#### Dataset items
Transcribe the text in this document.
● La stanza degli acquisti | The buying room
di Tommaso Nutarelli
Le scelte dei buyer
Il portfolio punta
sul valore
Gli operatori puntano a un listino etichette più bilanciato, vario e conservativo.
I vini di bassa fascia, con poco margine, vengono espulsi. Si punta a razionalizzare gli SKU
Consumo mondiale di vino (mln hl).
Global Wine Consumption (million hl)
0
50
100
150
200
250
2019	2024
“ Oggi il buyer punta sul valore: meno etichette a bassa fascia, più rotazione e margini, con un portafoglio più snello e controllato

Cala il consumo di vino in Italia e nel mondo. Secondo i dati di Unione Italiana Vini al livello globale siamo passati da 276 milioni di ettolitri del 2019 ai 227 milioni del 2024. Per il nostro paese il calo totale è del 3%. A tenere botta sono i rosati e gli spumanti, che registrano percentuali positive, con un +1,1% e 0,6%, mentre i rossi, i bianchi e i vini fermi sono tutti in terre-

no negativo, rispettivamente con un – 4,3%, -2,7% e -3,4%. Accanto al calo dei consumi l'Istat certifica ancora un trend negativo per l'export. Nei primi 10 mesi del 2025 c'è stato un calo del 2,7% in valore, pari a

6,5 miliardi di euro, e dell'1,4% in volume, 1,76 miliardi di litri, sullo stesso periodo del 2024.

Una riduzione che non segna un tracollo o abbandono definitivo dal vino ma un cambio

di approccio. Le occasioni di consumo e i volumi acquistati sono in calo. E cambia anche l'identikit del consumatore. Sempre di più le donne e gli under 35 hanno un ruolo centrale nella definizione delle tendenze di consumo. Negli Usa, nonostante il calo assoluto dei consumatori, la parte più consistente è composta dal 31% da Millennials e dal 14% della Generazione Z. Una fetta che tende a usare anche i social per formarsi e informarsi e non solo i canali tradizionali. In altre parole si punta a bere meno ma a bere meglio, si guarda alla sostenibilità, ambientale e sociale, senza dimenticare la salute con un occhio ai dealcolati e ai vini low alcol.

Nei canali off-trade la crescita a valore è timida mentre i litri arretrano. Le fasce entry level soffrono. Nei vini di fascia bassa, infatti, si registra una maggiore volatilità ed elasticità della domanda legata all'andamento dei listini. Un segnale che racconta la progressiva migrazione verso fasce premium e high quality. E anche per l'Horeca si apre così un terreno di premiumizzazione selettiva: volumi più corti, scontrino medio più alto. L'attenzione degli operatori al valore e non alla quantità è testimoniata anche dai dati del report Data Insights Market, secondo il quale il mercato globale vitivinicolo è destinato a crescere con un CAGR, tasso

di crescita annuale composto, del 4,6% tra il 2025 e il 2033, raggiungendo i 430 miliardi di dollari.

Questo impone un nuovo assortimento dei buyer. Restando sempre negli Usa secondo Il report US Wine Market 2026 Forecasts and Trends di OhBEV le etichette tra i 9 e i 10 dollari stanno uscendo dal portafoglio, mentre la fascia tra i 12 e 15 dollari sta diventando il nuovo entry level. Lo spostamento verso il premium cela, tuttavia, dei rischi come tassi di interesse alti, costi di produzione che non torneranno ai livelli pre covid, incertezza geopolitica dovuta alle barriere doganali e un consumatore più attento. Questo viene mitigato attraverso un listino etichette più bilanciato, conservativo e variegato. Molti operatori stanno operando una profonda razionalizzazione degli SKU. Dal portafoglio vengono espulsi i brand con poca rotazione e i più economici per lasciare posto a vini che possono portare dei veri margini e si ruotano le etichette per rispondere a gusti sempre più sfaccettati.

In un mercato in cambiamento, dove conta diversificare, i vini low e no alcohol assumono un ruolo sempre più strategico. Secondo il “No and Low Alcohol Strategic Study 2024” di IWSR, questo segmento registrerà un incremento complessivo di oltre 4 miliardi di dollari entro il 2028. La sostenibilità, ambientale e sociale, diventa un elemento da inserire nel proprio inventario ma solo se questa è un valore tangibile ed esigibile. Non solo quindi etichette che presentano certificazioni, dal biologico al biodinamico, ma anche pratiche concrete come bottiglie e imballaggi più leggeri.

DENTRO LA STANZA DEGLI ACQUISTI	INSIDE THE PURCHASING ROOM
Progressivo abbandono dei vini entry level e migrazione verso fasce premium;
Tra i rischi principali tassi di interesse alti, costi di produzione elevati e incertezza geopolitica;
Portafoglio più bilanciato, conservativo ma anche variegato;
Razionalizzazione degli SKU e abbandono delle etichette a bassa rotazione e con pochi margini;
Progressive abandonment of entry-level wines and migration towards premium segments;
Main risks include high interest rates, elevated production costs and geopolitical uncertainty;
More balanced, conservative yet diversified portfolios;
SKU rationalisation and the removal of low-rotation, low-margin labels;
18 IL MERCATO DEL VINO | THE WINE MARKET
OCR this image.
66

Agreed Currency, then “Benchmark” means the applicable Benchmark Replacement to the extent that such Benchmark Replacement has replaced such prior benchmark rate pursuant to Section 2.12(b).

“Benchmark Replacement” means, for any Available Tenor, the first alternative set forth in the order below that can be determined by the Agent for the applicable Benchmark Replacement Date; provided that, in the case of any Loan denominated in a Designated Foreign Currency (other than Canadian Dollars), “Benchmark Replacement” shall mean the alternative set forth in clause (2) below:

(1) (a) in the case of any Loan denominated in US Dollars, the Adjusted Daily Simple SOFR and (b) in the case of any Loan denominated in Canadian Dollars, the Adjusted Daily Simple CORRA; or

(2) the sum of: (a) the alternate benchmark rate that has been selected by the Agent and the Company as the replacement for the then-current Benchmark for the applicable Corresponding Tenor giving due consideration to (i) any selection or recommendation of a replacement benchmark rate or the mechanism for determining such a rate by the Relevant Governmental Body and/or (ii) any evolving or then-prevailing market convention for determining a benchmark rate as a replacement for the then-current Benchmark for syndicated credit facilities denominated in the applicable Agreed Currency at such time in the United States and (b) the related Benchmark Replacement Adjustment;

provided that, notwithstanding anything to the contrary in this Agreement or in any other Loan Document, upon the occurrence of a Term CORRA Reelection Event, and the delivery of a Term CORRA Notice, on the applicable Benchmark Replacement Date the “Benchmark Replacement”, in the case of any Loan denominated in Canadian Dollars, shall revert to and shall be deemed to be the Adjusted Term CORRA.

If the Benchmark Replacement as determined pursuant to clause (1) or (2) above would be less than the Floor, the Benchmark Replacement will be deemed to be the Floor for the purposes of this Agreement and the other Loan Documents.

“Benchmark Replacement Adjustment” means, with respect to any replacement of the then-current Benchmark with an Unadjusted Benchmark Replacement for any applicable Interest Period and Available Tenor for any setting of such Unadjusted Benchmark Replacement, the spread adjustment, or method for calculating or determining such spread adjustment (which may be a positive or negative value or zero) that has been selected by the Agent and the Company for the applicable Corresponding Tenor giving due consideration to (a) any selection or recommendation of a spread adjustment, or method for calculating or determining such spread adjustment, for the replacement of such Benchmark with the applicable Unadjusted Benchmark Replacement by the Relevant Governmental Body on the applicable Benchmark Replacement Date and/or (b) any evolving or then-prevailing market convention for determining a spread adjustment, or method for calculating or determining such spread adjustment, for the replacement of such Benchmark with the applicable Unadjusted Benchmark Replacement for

#### Task to carry out
Which lines include the word "buyer"? Copy every one of them.

#### Solution for this exercise
Le scelte dei buyer
“ Oggi il buyer punta sul valore: meno etichette a bassa fascia, più rotazione e margini, con un portafoglio più snello e controllato
Questo impone un nuovo assortimento dei buyer. Restando sempre negli Usa secondo Il report US Wine Market 2026 Forecasts and Trends di OhBEV le etichette tra i 9 e i 10 dollari stanno uscendo dal portafoglio, mentre la fascia tra i 12 e 15 dollari sta diventando il nuovo entry level. Lo spostamento verso il premium cela, tuttavia, dei rischi come tassi di interesse alti, costi di produzione che non torneranno ai livelli pre covid, incertezza geopolitica dovuta alle barriere doganali e un consumatore più attento. Questo viene mitigato attraverso un listino etichette più bilanciato, conservativo e variegato. Molti operatori stanno operando una profonda razionalizzazione degli SKU. Dal portafoglio vengono espulsi i brand con poca rotazione e i più economici per lasciare posto a vini che possono portare dei veri margini e si ruotano le etichette per rispondere a gusti sempre più sfaccettati.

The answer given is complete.